Listing:
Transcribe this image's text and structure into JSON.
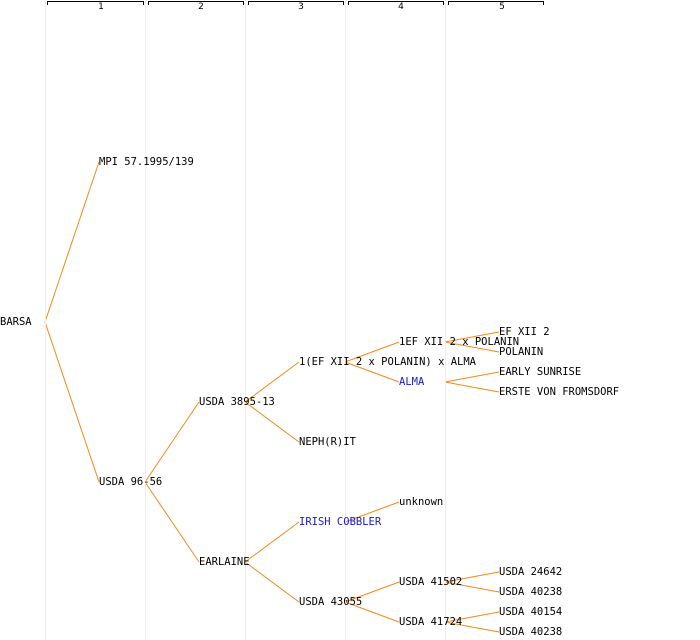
{
  "colors": {
    "edge": "#f08a1a",
    "highlight": "#1a1acd",
    "text": "#000000",
    "guide": "#eeeeee"
  },
  "generations": [
    "1",
    "2",
    "3",
    "4",
    "5"
  ],
  "nodes": {
    "barsa": "BARSA",
    "mpi": "MPI 57.1995/139",
    "usda9656": "USDA 96-56",
    "usda389513": "USDA 3895-13",
    "earlaine": "EARLAINE",
    "efxii_cross_alma": "1(EF XII 2 x POLANIN) x ALMA",
    "nephrit": "NEPH(R)IT",
    "irish_cobbler": "IRISH COBBLER",
    "usda43055": "USDA 43055",
    "efxii_cross": "1EF XII 2 x POLANIN",
    "alma": "ALMA",
    "unknown": "unknown",
    "usda41502": "USDA 41502",
    "usda41724": "USDA 41724",
    "efxii2": "EF XII 2",
    "polanin": "POLANIN",
    "early_sunrise": "EARLY SUNRISE",
    "erste": "ERSTE VON FROMSDORF",
    "usda24642": "USDA 24642",
    "usda40238a": "USDA 40238",
    "usda40154": "USDA 40154",
    "usda40238b": "USDA 40238"
  },
  "highlighted": [
    "irish_cobbler",
    "alma"
  ],
  "edges": [
    [
      "barsa",
      "mpi"
    ],
    [
      "barsa",
      "usda9656"
    ],
    [
      "usda9656",
      "usda389513"
    ],
    [
      "usda9656",
      "earlaine"
    ],
    [
      "usda389513",
      "efxii_cross_alma"
    ],
    [
      "usda389513",
      "nephrit"
    ],
    [
      "earlaine",
      "irish_cobbler"
    ],
    [
      "earlaine",
      "usda43055"
    ],
    [
      "efxii_cross_alma",
      "efxii_cross"
    ],
    [
      "efxii_cross_alma",
      "alma"
    ],
    [
      "irish_cobbler",
      "unknown"
    ],
    [
      "usda43055",
      "usda41502"
    ],
    [
      "usda43055",
      "usda41724"
    ],
    [
      "efxii_cross",
      "efxii2"
    ],
    [
      "efxii_cross",
      "polanin"
    ],
    [
      "alma",
      "early_sunrise"
    ],
    [
      "alma",
      "erste"
    ],
    [
      "usda41502",
      "usda24642"
    ],
    [
      "usda41502",
      "usda40238a"
    ],
    [
      "usda41724",
      "usda40154"
    ],
    [
      "usda41724",
      "usda40238b"
    ]
  ]
}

Goal of the exercise:
Please transcribe the material above exactly as written. Leave the pictures out.

Result:
Transcribe this image's text and structure into JSON.
{
  "colors": {
    "edge": "#f08a1a",
    "highlight": "#1a1acd",
    "text": "#000000",
    "guide": "#eeeeee"
  },
  "generations": [
    "1",
    "2",
    "3",
    "4",
    "5"
  ],
  "nodes": {
    "barsa": "BARSA",
    "mpi": "MPI 57.1995/139",
    "usda9656": "USDA 96-56",
    "usda389513": "USDA 3895-13",
    "earlaine": "EARLAINE",
    "efxii_cross_alma": "1(EF XII 2 x POLANIN) x ALMA",
    "nephrit": "NEPH(R)IT",
    "irish_cobbler": "IRISH COBBLER",
    "usda43055": "USDA 43055",
    "efxii_cross": "1EF XII 2 x POLANIN",
    "alma": "ALMA",
    "unknown": "unknown",
    "usda41502": "USDA 41502",
    "usda41724": "USDA 41724",
    "efxii2": "EF XII 2",
    "polanin": "POLANIN",
    "early_sunrise": "EARLY SUNRISE",
    "erste": "ERSTE VON FROMSDORF",
    "usda24642": "USDA 24642",
    "usda40238a": "USDA 40238",
    "usda40154": "USDA 40154",
    "usda40238b": "USDA 40238"
  },
  "highlighted": [
    "irish_cobbler",
    "alma"
  ],
  "edges": [
    [
      "barsa",
      "mpi"
    ],
    [
      "barsa",
      "usda9656"
    ],
    [
      "usda9656",
      "usda389513"
    ],
    [
      "usda9656",
      "earlaine"
    ],
    [
      "usda389513",
      "efxii_cross_alma"
    ],
    [
      "usda389513",
      "nephrit"
    ],
    [
      "earlaine",
      "irish_cobbler"
    ],
    [
      "earlaine",
      "usda43055"
    ],
    [
      "efxii_cross_alma",
      "efxii_cross"
    ],
    [
      "efxii_cross_alma",
      "alma"
    ],
    [
      "irish_cobbler",
      "unknown"
    ],
    [
      "usda43055",
      "usda41502"
    ],
    [
      "usda43055",
      "usda41724"
    ],
    [
      "efxii_cross",
      "efxii2"
    ],
    [
      "efxii_cross",
      "polanin"
    ],
    [
      "alma",
      "early_sunrise"
    ],
    [
      "alma",
      "erste"
    ],
    [
      "usda41502",
      "usda24642"
    ],
    [
      "usda41502",
      "usda40238a"
    ],
    [
      "usda41724",
      "usda40154"
    ],
    [
      "usda41724",
      "usda40238b"
    ]
  ]
}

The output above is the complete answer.